▶ WHAT NEEDS TO BE DONE: Reproduce each of the records below line for line, leaving every character unchanged.

▶ PROVIDED INFORMATION:

◇ ◇ ◇ ◇ ◇ ◇ ◇

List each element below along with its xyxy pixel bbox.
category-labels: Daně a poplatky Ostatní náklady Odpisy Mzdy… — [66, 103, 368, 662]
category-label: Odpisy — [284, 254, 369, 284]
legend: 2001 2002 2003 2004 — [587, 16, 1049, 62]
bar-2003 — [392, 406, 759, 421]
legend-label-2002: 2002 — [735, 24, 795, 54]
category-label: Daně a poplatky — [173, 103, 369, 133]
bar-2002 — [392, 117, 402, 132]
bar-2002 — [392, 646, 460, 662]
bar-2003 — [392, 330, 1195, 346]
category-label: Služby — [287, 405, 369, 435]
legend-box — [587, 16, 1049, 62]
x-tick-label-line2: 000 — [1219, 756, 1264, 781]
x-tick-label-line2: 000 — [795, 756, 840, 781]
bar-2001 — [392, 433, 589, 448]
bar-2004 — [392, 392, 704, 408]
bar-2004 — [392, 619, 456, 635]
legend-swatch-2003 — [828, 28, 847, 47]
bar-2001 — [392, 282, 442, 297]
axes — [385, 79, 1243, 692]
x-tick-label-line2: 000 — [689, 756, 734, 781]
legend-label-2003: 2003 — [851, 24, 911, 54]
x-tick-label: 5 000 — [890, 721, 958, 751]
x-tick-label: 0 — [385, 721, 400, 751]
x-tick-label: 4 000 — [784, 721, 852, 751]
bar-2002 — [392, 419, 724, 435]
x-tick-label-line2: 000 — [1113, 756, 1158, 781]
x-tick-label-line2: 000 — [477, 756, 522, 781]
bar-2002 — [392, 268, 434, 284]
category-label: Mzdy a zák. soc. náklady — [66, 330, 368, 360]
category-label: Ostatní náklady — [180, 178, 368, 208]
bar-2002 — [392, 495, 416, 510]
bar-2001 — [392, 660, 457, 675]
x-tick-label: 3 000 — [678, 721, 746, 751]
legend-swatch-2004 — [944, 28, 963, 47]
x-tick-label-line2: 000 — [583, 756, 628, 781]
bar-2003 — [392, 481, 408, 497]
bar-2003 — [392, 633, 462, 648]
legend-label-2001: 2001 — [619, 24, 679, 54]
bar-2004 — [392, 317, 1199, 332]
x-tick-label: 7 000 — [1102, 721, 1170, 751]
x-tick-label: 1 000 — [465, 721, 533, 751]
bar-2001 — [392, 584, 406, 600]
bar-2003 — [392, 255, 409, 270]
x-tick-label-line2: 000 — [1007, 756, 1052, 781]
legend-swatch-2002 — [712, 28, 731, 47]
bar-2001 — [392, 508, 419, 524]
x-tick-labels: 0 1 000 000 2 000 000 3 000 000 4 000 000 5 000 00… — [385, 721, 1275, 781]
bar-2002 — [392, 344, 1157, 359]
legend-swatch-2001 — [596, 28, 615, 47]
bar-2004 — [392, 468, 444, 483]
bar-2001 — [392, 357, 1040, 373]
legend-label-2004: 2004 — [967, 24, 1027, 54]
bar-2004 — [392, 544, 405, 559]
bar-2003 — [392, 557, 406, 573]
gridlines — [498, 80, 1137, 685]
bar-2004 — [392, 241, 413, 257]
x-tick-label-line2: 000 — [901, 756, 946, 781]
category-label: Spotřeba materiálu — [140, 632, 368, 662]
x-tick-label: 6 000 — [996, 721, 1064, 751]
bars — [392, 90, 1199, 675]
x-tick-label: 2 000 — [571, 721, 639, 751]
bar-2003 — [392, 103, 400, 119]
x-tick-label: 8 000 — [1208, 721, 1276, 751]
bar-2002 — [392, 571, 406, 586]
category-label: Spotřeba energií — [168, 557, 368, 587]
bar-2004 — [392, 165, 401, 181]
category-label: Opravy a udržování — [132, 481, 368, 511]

◇ ◇ ◇ ◇ ◇ ◇ ◇

▶ COMPLETE ANSWER:
List each element below along with its xyxy pixel bbox.
category-labels: Daně a poplatky Ostatní náklady Odpisy Mzdy… — [66, 103, 368, 662]
category-label: Odpisy — [284, 254, 369, 284]
legend: 2001 2002 2003 2004 — [587, 16, 1049, 62]
bar-2003 — [392, 406, 759, 421]
legend-label-2002: 2002 — [735, 24, 795, 54]
category-label: Daně a poplatky — [173, 103, 369, 133]
bar-2002 — [392, 117, 402, 132]
bar-2002 — [392, 646, 460, 662]
bar-2003 — [392, 330, 1195, 346]
category-label: Služby — [287, 405, 369, 435]
legend-box — [587, 16, 1049, 62]
x-tick-label-line2: 000 — [1219, 756, 1264, 781]
x-tick-label-line2: 000 — [795, 756, 840, 781]
bar-2001 — [392, 433, 589, 448]
bar-2004 — [392, 392, 704, 408]
bar-2004 — [392, 619, 456, 635]
legend-swatch-2003 — [828, 28, 847, 47]
bar-2001 — [392, 282, 442, 297]
axes — [385, 79, 1243, 692]
x-tick-label-line2: 000 — [689, 756, 734, 781]
legend-label-2003: 2003 — [851, 24, 911, 54]
x-tick-label: 5 000 — [890, 721, 958, 751]
x-tick-label: 0 — [385, 721, 400, 751]
x-tick-label: 4 000 — [784, 721, 852, 751]
bar-2002 — [392, 419, 724, 435]
x-tick-label-line2: 000 — [1113, 756, 1158, 781]
x-tick-label-line2: 000 — [477, 756, 522, 781]
bar-2002 — [392, 268, 434, 284]
category-label: Mzdy a zák. soc. náklady — [66, 330, 368, 360]
category-label: Ostatní náklady — [180, 178, 368, 208]
bar-2002 — [392, 495, 416, 510]
bar-2001 — [392, 660, 457, 675]
x-tick-label: 3 000 — [678, 721, 746, 751]
legend-swatch-2004 — [944, 28, 963, 47]
x-tick-label-line2: 000 — [583, 756, 628, 781]
bar-2003 — [392, 481, 408, 497]
bar-2003 — [392, 633, 462, 648]
legend-label-2001: 2001 — [619, 24, 679, 54]
bar-2004 — [392, 317, 1199, 332]
x-tick-label: 7 000 — [1102, 721, 1170, 751]
x-tick-label: 1 000 — [465, 721, 533, 751]
bar-2001 — [392, 584, 406, 600]
bar-2003 — [392, 255, 409, 270]
x-tick-label-line2: 000 — [1007, 756, 1052, 781]
legend-swatch-2002 — [712, 28, 731, 47]
bar-2001 — [392, 508, 419, 524]
x-tick-labels: 0 1 000 000 2 000 000 3 000 000 4 000 000 5 000 00… — [385, 721, 1275, 781]
bar-2002 — [392, 344, 1157, 359]
legend-swatch-2001 — [596, 28, 615, 47]
bar-2004 — [392, 468, 444, 483]
bar-2001 — [392, 357, 1040, 373]
legend-label-2004: 2004 — [967, 24, 1027, 54]
bar-2004 — [392, 544, 405, 559]
bar-2003 — [392, 557, 406, 573]
gridlines — [498, 80, 1137, 685]
bar-2004 — [392, 241, 413, 257]
x-tick-label-line2: 000 — [901, 756, 946, 781]
category-label: Spotřeba materiálu — [140, 632, 368, 662]
x-tick-label: 6 000 — [996, 721, 1064, 751]
bars — [392, 90, 1199, 675]
x-tick-label: 2 000 — [571, 721, 639, 751]
bar-2003 — [392, 103, 400, 119]
x-tick-label: 8 000 — [1208, 721, 1276, 751]
bar-2002 — [392, 571, 406, 586]
category-label: Spotřeba energií — [168, 557, 368, 587]
bar-2004 — [392, 165, 401, 181]
category-label: Opravy a udržování — [132, 481, 368, 511]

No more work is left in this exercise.